## Task
Find the string "hours" in the records. Copy every line it appears in.

## Records for this exercise
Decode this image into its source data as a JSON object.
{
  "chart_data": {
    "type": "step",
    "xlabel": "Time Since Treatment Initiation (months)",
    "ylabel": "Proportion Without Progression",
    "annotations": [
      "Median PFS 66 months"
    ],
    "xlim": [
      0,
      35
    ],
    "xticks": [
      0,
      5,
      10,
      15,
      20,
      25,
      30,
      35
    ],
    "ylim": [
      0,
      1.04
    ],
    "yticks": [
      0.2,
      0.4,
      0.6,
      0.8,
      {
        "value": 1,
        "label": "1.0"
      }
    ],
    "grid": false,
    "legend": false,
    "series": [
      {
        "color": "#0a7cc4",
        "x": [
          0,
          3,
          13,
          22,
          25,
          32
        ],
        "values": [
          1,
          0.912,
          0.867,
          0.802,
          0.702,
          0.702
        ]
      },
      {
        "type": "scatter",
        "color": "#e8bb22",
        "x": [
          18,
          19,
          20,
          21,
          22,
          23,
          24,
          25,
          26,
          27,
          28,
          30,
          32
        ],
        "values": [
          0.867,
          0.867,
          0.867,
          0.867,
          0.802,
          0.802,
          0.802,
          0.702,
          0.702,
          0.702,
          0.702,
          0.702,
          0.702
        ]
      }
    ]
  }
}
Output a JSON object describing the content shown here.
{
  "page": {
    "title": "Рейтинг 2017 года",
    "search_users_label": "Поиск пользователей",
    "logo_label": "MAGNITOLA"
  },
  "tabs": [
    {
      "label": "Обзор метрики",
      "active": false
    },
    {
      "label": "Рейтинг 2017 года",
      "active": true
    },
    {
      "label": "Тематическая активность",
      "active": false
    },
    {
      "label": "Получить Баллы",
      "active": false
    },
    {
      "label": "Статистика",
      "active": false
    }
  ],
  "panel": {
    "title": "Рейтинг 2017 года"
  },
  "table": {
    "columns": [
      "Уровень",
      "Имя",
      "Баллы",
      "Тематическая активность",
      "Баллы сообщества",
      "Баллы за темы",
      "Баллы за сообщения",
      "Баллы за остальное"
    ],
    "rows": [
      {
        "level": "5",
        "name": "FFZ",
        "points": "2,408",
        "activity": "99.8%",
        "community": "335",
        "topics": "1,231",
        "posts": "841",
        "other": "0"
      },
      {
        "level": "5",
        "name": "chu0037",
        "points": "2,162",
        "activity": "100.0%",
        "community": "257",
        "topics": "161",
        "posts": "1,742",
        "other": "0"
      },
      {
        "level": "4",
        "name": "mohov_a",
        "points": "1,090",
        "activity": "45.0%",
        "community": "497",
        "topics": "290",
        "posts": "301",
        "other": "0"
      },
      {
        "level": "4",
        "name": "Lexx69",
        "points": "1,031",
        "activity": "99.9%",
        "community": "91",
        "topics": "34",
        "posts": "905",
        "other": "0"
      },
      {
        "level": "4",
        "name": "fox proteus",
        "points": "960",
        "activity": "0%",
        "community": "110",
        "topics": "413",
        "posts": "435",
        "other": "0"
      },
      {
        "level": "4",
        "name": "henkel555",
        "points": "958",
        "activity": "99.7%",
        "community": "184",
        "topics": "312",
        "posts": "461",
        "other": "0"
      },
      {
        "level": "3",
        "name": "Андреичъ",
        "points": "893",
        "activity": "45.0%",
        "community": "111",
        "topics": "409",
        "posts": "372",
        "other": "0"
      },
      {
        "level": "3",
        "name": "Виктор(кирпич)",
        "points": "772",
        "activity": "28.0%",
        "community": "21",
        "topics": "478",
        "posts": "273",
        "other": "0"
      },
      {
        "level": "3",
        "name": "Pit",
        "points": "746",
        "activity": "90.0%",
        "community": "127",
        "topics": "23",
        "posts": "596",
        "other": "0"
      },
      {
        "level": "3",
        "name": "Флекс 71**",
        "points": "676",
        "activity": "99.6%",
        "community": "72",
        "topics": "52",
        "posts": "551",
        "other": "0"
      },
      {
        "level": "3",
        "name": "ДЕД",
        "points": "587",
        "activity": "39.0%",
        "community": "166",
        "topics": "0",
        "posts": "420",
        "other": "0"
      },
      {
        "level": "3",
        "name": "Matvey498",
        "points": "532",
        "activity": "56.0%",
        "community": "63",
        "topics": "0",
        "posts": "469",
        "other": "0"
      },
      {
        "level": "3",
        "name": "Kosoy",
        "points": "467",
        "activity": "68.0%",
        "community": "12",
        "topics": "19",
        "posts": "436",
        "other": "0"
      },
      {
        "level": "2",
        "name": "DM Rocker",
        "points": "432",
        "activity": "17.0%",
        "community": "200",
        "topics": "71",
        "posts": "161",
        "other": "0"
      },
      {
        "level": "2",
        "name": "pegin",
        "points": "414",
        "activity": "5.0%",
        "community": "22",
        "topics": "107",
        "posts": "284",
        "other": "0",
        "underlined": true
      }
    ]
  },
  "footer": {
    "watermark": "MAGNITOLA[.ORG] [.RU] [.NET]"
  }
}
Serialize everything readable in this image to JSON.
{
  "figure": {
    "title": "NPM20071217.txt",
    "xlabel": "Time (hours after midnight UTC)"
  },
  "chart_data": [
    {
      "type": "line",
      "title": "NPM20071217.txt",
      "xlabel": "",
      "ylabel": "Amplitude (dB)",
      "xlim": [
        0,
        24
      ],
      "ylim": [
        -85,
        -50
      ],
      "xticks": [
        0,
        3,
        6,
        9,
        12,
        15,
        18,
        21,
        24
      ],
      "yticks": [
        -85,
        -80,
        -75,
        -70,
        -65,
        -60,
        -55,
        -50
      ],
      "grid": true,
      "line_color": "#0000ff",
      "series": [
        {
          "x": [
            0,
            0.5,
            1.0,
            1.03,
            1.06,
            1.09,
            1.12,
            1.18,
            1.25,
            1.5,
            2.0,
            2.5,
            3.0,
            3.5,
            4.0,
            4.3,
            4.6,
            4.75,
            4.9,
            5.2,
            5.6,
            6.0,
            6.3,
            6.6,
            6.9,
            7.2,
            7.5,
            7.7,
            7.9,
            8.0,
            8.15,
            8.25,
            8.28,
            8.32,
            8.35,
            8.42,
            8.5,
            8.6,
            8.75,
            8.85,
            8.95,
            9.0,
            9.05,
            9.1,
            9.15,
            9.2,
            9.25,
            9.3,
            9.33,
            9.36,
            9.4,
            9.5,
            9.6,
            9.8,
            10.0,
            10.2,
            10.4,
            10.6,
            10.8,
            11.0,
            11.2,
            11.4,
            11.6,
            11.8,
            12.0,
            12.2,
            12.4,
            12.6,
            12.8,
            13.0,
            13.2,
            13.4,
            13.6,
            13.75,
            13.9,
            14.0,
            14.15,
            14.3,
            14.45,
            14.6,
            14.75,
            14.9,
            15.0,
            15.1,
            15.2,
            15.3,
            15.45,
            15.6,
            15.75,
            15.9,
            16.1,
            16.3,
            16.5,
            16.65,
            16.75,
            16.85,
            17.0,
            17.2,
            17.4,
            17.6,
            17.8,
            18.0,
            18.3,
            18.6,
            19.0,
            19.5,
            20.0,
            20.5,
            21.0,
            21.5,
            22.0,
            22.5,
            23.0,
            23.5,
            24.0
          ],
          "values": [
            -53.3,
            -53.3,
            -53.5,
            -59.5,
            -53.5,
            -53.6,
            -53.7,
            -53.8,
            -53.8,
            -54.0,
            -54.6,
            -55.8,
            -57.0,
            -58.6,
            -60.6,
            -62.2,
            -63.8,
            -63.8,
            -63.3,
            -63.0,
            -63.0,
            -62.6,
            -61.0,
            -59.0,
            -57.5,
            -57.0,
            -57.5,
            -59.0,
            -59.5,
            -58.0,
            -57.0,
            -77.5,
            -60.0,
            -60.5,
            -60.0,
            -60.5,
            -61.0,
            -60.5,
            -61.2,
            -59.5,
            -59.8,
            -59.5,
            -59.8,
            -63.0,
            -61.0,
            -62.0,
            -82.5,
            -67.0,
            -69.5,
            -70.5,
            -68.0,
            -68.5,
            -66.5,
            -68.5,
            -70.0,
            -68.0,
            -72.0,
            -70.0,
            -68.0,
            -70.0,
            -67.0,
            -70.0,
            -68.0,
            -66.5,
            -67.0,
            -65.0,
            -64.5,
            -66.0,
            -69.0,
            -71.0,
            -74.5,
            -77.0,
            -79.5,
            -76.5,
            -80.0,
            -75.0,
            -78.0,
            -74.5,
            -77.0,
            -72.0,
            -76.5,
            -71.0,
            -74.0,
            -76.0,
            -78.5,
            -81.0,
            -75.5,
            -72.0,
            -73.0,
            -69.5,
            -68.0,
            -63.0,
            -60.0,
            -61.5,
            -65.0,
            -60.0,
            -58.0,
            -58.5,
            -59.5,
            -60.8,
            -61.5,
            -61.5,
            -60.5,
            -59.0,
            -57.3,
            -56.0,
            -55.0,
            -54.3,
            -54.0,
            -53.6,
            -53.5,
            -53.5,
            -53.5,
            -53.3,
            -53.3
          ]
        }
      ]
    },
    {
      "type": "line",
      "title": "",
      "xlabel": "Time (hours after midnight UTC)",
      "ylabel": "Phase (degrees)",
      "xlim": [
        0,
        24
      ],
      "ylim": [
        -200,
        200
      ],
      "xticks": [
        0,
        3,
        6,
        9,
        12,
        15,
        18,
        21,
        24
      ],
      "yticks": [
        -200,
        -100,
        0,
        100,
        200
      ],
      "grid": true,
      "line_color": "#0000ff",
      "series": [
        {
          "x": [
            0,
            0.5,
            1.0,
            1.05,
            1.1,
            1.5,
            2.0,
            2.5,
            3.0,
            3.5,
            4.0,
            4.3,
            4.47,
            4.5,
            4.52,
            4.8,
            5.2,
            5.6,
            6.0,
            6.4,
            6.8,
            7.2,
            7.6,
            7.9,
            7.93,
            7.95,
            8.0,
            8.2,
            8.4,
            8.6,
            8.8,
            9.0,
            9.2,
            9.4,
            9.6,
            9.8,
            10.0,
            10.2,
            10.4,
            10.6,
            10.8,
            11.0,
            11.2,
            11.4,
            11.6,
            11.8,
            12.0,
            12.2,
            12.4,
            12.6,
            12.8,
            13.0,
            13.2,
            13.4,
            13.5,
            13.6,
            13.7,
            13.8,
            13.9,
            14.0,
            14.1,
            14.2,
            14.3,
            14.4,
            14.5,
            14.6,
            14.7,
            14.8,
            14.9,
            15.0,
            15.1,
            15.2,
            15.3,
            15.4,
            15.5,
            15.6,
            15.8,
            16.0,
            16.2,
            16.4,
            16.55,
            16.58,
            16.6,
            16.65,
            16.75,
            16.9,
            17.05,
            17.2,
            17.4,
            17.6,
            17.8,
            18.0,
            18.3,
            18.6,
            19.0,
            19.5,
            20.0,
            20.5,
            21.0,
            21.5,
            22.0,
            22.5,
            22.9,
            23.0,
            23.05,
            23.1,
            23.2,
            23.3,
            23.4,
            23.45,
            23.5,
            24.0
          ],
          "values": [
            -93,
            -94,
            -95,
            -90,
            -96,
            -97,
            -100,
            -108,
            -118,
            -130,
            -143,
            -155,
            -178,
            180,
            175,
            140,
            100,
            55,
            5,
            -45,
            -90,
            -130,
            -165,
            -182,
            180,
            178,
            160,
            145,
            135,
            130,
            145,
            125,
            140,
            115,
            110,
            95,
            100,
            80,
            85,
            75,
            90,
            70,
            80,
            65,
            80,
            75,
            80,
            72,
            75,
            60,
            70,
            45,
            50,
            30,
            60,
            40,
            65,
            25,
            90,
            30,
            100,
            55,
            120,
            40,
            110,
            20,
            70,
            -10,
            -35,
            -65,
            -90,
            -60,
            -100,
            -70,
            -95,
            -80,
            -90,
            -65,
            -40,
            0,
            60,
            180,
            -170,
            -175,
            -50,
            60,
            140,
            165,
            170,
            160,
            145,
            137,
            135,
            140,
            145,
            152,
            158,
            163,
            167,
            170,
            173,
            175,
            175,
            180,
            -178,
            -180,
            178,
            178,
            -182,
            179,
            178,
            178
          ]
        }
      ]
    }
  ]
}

## Correct answer
    "xlabel": "Time (hours after midnight UTC)"
      "xlabel": "Time (hours after midnight UTC)",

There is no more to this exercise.